## TO BE DONE
Nothing before the line containing "What data populates" belongs in the answer; quote that line and all lines after it through the end of the material, word for word.

## AVAILABLE RECORDS
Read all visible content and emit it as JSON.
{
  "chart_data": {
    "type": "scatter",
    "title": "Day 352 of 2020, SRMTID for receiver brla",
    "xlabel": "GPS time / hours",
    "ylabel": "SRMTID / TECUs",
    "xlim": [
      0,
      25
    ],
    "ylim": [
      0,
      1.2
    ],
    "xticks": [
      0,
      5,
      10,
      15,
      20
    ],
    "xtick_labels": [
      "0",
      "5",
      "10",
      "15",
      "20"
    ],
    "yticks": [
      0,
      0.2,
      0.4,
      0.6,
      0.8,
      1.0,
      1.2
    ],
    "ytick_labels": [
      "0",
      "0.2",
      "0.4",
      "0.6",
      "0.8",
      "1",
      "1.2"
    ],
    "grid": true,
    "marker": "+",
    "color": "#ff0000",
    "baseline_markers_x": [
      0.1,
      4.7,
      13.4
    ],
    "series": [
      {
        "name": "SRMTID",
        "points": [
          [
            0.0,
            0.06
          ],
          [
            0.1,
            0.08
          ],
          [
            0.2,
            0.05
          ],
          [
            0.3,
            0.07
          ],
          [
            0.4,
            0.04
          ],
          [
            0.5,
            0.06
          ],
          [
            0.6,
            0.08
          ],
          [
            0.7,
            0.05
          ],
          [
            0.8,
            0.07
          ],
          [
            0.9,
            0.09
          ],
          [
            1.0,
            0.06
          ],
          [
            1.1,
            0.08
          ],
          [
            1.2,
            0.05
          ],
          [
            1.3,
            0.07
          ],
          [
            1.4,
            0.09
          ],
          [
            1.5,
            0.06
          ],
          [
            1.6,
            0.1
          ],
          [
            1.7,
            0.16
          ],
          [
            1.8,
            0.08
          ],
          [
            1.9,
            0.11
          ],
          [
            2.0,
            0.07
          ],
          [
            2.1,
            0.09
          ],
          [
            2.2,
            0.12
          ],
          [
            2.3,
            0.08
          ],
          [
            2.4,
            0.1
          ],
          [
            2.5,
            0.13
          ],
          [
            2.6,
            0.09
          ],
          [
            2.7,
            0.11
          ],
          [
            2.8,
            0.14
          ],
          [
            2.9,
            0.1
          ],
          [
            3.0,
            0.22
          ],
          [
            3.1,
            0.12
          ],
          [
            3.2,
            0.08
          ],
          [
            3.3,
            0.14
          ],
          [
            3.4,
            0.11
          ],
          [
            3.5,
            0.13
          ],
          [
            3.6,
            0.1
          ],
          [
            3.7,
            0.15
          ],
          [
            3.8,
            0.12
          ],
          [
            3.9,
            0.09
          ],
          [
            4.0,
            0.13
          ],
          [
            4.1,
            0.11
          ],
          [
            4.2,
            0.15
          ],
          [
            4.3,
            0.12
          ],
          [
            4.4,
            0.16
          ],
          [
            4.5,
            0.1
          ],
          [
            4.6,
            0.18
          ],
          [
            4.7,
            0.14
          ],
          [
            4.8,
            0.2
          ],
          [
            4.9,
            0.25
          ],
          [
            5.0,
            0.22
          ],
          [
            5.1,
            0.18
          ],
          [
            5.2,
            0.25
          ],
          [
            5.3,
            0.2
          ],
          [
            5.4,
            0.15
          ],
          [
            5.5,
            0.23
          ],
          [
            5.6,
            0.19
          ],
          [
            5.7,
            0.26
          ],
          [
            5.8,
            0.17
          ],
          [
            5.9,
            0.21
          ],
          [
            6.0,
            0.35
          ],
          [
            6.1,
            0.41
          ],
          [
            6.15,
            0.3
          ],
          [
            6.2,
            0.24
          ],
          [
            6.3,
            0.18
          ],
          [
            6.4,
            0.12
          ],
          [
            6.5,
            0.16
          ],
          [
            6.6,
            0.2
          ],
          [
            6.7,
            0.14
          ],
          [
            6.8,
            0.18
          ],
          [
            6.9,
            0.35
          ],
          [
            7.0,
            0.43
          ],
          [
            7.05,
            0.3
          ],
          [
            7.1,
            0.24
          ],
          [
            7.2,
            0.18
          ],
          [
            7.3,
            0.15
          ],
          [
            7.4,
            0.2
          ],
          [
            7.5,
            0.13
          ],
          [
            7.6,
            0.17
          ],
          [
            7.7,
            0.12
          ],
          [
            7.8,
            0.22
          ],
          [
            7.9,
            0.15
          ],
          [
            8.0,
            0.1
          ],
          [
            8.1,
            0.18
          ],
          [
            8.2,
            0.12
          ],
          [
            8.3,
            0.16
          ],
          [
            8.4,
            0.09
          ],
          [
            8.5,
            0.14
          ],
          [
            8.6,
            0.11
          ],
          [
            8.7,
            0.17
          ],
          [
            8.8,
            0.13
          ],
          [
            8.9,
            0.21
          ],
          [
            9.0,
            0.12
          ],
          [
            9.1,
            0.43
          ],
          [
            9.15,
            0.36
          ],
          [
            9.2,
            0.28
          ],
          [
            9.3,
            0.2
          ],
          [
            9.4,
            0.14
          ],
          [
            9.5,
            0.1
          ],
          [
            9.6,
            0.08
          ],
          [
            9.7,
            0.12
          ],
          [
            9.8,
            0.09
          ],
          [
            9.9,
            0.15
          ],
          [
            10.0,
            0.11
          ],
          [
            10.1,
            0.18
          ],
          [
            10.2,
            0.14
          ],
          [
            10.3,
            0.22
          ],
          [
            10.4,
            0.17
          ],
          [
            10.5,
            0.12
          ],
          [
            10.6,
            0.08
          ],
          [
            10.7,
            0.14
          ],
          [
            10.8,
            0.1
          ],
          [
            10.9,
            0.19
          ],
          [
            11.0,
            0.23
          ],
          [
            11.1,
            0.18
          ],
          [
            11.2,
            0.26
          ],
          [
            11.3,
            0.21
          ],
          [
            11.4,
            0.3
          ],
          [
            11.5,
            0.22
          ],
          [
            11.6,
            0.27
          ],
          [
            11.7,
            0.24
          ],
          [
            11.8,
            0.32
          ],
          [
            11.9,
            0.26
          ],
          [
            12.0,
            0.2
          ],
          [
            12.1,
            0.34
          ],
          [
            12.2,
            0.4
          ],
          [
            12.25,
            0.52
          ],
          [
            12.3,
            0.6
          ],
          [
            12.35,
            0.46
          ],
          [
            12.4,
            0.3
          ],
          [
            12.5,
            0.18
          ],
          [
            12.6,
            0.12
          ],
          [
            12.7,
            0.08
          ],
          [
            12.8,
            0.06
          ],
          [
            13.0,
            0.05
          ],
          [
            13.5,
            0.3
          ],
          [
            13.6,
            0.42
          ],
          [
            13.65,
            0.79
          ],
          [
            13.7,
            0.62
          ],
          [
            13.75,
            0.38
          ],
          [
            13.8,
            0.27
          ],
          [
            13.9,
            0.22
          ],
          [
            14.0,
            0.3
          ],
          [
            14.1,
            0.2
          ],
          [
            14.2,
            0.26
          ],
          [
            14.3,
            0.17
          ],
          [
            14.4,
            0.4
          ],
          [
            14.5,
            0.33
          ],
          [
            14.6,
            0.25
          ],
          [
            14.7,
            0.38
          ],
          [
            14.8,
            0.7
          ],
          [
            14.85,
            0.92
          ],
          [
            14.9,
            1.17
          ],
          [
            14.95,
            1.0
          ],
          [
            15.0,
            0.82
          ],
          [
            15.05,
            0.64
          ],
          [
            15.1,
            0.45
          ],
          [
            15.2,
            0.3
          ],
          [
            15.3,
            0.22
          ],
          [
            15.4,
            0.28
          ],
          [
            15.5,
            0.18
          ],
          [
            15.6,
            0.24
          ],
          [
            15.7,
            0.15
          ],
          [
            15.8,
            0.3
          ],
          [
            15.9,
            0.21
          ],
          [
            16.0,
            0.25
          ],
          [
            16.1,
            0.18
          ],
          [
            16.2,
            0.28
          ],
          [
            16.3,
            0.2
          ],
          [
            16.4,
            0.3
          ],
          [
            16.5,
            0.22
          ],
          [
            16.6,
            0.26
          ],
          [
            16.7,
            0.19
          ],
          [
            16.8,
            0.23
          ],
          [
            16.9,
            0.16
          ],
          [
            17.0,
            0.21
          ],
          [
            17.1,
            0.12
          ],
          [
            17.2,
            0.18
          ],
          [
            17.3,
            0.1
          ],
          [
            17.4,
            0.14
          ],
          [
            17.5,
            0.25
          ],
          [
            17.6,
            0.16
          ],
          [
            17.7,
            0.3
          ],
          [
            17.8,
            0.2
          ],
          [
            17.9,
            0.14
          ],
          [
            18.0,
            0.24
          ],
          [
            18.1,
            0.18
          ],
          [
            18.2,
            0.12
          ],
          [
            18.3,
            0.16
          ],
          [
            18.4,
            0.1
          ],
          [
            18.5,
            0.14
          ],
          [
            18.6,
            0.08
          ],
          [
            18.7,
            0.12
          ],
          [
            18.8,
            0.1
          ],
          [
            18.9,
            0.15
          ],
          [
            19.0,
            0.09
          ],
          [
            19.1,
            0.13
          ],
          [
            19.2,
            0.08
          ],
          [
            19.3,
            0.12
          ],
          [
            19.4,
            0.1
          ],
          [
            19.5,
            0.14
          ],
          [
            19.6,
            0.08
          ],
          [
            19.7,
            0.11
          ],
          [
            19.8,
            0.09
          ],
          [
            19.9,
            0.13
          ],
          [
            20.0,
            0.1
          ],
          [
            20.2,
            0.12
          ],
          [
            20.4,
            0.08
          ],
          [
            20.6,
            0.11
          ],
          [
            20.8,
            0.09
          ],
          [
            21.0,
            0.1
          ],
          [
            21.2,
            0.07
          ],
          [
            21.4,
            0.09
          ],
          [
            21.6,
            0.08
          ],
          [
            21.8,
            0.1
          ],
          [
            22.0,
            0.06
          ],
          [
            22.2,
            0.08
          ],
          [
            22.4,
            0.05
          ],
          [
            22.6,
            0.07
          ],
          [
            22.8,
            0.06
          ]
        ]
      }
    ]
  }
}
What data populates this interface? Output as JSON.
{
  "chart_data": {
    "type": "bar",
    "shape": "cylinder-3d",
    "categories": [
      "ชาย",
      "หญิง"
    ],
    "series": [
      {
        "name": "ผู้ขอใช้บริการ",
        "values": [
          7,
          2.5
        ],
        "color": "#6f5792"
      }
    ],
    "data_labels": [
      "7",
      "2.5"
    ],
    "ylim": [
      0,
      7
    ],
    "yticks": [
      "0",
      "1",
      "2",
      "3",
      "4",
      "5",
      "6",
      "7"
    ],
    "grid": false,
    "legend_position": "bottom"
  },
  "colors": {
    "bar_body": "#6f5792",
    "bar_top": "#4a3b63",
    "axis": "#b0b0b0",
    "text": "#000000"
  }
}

## SOLUTION FOR THIS PROBLEM
What data populates this interface? Output as JSON.
{
  "chart_data": {
    "type": "bar",
    "shape": "cylinder-3d",
    "categories": [
      "ชาย",
      "หญิง"
    ],
    "series": [
      {
        "name": "ผู้ขอใช้บริการ",
        "values": [
          7,
          2.5
        ],
        "color": "#6f5792"
      }
    ],
    "data_labels": [
      "7",
      "2.5"
    ],
    "ylim": [
      0,
      7
    ],
    "yticks": [
      "0",
      "1",
      "2",
      "3",
      "4",
      "5",
      "6",
      "7"
    ],
    "grid": false,
    "legend_position": "bottom"
  },
  "colors": {
    "bar_body": "#6f5792",
    "bar_top": "#4a3b63",
    "axis": "#b0b0b0",
    "text": "#000000"
  }
}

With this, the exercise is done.